Regina Teixeira da Costa
Estado de Minas: 04/01/2015 No primeiro domingo do ano, gosto de invocar grandes figuras e seus legados preciosos, começando a jornada sob a influência dos inspirados. Afinal, o que seria de nós sem os bem-dotados escritores, críticos, poetas, artistas – pessoas de raro valor e competência a iluminar a nossa passagem pelo mundo?
Seria desértico viver sem a originalidade e até mesmo a simplicidade daqueles que sabem traduzir racional e afetivamente o que sentimos e nem sempre somos capazes de dizer. É muito prazeroso o encontro entre o artista criativo e o apreciador de sua obra, porque desperta em nós coisas adormecidas. Palavras que teríamos dito se elas nos chegassem leves e fluidas como estas que deixo a leitores que, como eu, amam Mario Quintana:
“Já repararam como é bom dizer ‘o ano passado’? É como quem já tivesse atravessado um rio, deixando tudo na outra margem... Tudo sim, tudo mesmo! Porque, embora nesse ‘tudo’ se incluam algumas ilusões, a alma está leve, livre, numa extraordinária sensação de alívio, como só poderiam sentir as almas desencarnadas. Mas no ano passado, como eu ia dizendo, ou mais precisamente, no último dia do ano passado, deparei com um despacho da Associated Press, em que, depois de anunciado como se comemoraria nos diversos países da Europa a chegada do ano-novo, informava-se o seguinte, que bem merece um parágrafo à parte:
‘Na Itália, quando soarem os sinos à meia-noite, todo mundo atirará pelas janelas as panelas velhas e os vasos rachados’.

» **Extrato de dados**
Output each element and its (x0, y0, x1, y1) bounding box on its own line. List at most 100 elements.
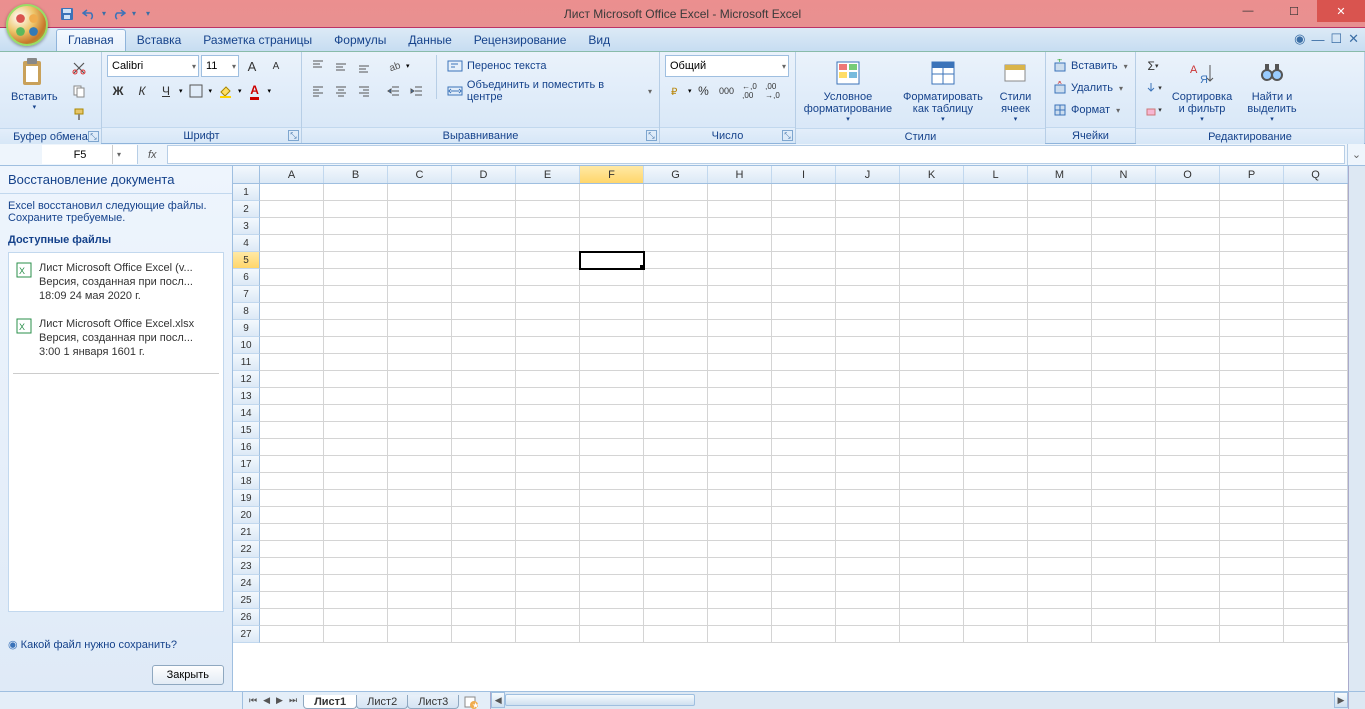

---

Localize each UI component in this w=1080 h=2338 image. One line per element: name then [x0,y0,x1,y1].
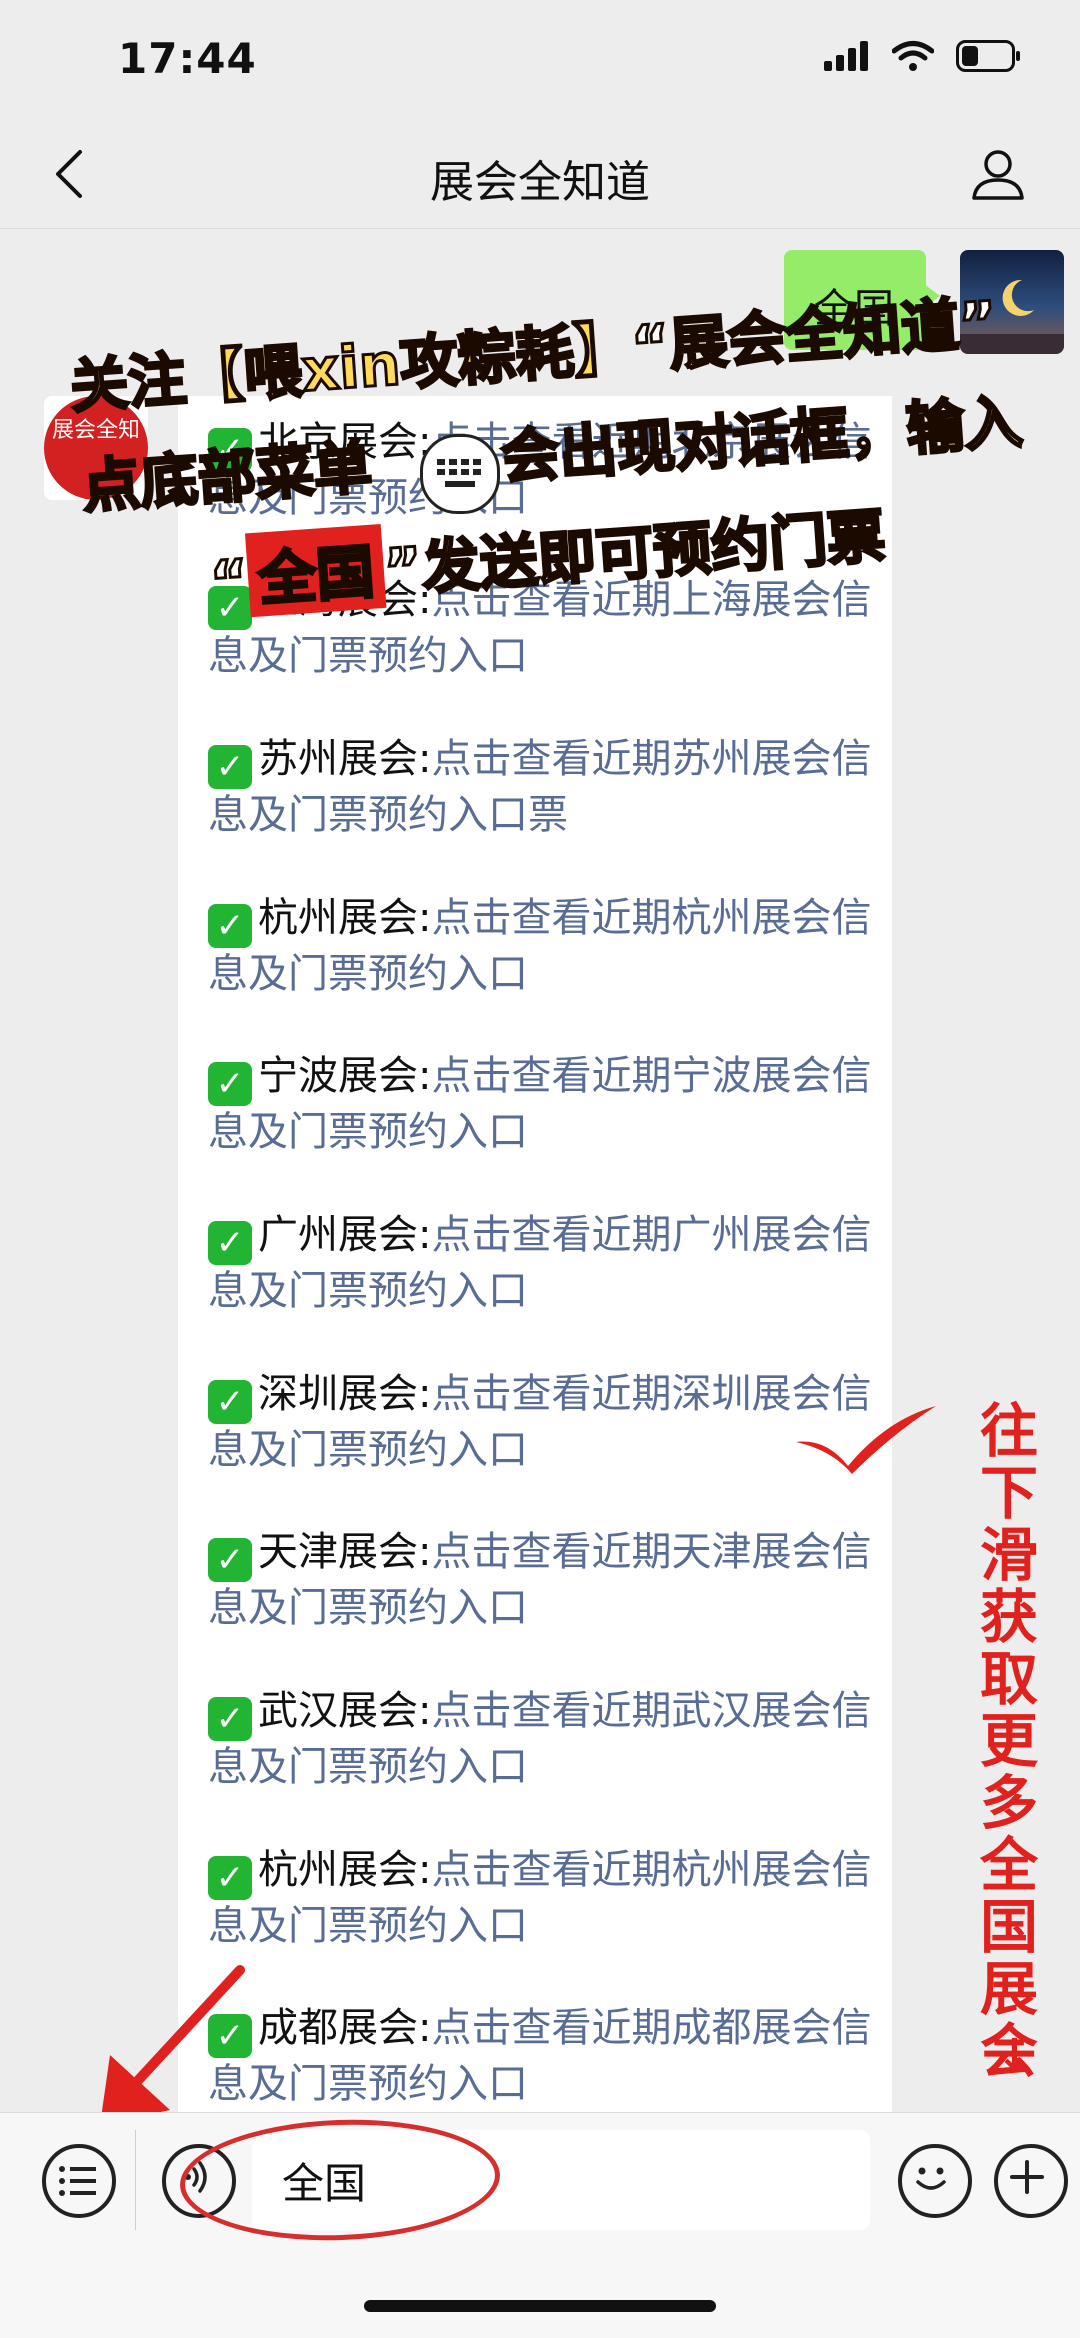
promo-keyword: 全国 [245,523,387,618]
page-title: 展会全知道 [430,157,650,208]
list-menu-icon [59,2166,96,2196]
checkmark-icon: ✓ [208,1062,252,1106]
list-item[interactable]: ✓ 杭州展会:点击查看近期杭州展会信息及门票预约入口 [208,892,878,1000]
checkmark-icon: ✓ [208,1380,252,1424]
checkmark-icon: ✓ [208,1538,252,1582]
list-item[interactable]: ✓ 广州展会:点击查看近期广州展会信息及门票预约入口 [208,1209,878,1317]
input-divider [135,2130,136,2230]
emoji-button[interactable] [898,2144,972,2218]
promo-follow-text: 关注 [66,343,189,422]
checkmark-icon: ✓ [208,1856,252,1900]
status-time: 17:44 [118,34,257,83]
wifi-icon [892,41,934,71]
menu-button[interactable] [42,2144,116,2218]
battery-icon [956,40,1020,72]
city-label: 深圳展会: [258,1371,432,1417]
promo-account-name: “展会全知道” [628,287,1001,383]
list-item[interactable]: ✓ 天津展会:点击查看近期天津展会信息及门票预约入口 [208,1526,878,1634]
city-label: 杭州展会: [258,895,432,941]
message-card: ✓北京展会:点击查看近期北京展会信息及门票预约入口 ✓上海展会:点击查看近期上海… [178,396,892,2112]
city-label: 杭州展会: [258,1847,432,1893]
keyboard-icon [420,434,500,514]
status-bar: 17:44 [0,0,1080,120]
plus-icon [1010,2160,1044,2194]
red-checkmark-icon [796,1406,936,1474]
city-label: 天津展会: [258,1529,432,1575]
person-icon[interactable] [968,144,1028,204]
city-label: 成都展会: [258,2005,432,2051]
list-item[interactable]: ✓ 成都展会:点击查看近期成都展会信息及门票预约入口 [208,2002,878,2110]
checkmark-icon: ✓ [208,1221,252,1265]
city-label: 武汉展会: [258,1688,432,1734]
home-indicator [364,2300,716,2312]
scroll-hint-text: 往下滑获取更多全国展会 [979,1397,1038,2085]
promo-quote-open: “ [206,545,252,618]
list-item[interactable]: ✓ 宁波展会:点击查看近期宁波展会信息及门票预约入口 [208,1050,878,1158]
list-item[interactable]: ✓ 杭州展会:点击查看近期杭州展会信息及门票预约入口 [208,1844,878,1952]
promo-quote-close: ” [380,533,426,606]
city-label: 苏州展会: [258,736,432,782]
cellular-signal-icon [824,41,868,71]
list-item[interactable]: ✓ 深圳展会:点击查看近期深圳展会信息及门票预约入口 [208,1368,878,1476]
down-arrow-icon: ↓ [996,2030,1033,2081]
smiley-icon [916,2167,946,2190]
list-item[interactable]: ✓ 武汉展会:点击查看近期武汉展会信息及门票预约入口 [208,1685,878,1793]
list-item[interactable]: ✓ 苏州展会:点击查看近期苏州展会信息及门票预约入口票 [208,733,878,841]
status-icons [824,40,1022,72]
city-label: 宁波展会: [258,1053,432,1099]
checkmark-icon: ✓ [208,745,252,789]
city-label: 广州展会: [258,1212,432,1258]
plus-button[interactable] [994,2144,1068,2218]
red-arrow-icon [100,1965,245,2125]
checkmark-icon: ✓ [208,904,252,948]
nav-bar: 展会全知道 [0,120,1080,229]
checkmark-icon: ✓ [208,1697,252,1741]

» **Exercício**
Reproduza, por favor, o trecho da crônica sobre o ano-novo que vai de "Regina Teixeira da" a "passagem pelo mundo?", sem mudar uma letra.

» **Resposta ao exercício**
Regina Teixeira da Costa
Estado de Minas: 04/01/2015 No primeiro domingo do ano, gosto de invocar grandes figuras e seus legados preciosos, começando a jornada sob a influência dos inspirados. Afinal, o que seria de nós sem os bem-dotados escritores, críticos, poetas, artistas – pessoas de raro valor e competência a iluminar a nossa passagem pelo mundo?